> [Passage shown]
Alowibdi, J. S., Buy, U. A., Yu, P.: Language Independent Gender Classification on Twitter. In: Proceedings of the 2013 IEEE/ACM International Conference on Advances in Social Networks Analysis and Mining, pp. 739-743 (2013)
Online Social Networks (OSNs) generate a huge volume of user-originated texts. Gender classification can serve multiple purposes. For example, commercial organizations can use gender classification for advertising. Law enforcement may use gender classification as part of legal investigations. Others may use gender information for social reasons. Here we explore language independent gender classification. Our approach predicts gender using five color-based features extracted from Twitter profiles (e.g., the background color in a user's profile page). Most other methods for gender prediction are typically language dependent. Those methods use high-dimensional spaces consisting of unique words extracted from such text fields as postings, user names, and profile descriptions. Our approach is independent of the user's language, efficient, and scalable, while attaining a good level of accuracy. We prove the validity of our approach by examining different classifiers over a large dataset of Twitter profiles.
Alowidbi et al., recognizing that the vast majority of research for gender inference and classification on Twitter is language dependent, present a language independent inference model that predicts gender using five color-based features extracted from users’ Twitter profiles: (1) background color, (2) text color, (3) link color, (4) sidebar fill color, and (5) sidebar border color. They preprocess colors harvested from 53,326 Twitter profiles, normalizing these colors into five-color based features. Based on this dataset, they performed a number of experiments with data subsets as well as with different classifiers to determine accuracy. They conclude that utilizing solely five color features (what they refer to as quantization) can provide reasonably accurate gender prediction, with the naive bayes/decision tree hybrid classifier achieving the highest overall accuracy of 71.4%.

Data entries

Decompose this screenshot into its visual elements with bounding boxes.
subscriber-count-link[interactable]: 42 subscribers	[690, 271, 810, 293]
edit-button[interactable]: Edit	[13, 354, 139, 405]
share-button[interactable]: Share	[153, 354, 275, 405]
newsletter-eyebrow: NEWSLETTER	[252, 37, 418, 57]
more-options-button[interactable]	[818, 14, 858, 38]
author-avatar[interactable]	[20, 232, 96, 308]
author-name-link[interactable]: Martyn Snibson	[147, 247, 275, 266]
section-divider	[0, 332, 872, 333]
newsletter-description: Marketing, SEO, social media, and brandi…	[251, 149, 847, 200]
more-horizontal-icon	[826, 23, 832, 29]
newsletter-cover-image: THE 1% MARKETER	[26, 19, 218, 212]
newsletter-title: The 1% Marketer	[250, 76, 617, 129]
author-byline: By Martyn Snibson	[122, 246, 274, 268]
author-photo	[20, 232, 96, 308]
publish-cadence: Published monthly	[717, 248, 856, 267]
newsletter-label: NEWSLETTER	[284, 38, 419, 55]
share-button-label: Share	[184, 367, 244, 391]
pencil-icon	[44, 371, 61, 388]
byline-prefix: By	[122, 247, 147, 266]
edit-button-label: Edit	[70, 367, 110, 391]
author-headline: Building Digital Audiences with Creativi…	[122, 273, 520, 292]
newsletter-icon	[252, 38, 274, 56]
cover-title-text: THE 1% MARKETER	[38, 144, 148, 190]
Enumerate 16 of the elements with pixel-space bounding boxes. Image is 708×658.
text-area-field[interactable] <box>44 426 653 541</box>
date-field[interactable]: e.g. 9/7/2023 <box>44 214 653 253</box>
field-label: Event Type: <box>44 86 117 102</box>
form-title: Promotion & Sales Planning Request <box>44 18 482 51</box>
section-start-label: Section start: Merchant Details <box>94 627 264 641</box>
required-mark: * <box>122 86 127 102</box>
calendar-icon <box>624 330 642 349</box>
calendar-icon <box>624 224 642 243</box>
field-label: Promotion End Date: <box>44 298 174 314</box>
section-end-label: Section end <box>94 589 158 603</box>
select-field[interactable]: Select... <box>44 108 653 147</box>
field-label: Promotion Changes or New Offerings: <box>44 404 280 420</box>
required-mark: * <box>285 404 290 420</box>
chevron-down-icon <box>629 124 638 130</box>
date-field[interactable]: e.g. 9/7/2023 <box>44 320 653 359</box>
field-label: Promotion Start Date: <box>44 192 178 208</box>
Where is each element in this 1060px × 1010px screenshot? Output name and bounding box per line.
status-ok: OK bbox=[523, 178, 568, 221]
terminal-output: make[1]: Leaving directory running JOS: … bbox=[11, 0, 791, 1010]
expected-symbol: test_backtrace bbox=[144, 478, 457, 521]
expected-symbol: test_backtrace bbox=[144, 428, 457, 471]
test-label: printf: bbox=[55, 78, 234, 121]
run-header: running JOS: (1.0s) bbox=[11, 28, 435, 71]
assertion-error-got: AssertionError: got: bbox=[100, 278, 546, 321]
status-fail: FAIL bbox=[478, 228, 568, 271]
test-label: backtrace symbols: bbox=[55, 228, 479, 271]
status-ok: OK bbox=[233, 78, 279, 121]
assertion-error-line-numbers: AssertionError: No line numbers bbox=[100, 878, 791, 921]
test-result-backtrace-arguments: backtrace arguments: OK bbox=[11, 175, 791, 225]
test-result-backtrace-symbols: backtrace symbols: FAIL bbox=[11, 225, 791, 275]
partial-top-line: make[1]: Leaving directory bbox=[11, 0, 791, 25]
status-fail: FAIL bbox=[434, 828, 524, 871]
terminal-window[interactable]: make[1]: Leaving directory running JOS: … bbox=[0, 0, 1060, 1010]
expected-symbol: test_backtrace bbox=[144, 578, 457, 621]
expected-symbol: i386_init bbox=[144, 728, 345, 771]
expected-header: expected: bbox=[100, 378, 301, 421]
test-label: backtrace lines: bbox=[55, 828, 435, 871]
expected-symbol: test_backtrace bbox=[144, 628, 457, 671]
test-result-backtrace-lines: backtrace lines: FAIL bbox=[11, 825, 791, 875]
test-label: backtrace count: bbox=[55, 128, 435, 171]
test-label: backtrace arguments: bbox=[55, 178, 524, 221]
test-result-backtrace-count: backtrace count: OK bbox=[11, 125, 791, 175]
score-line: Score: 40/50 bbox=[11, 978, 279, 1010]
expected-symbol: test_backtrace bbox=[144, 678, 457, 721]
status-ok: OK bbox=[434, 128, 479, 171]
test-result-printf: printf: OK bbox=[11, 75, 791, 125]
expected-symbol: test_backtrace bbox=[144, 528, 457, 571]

> [List of tasks]
a) In the gender classification passage, why are most other methods for gender prediction language dependent? Answer in one to three sentences.
b) Rewrite the gender classification passage from "Alowidbi et al., recognizing" to "accuracy of 71.4%.", substituting "precision" for each occurrence of "accuracy".

> [Expected results]
a) Most other methods for gender prediction are language dependent because they use high-dimensional spaces of unique words. These words are taken from text fields such as postings, user names, and profile descriptions.

b)
Alowidbi et al., recognizing that the vast majority of research for gender inference and classification on Twitter is language dependent, present a language independent inference model that predicts gender using five color-based features extracted from users’ Twitter profiles: (1) background color, (2) text color, (3) link color, (4) sidebar fill color, and (5) sidebar border color. They preprocess colors harvested from 53,326 Twitter profiles, normalizing these colors into five-color based features. Based on this dataset, they performed a number of experiments with data subsets as well as with different classifiers to determine precision. They conclude that utilizing solely five color features (what they refer to as quantization) can provide reasonably accurate gender prediction, with the naive bayes/decision tree hybrid classifier achieving the highest overall precision of 71.4%.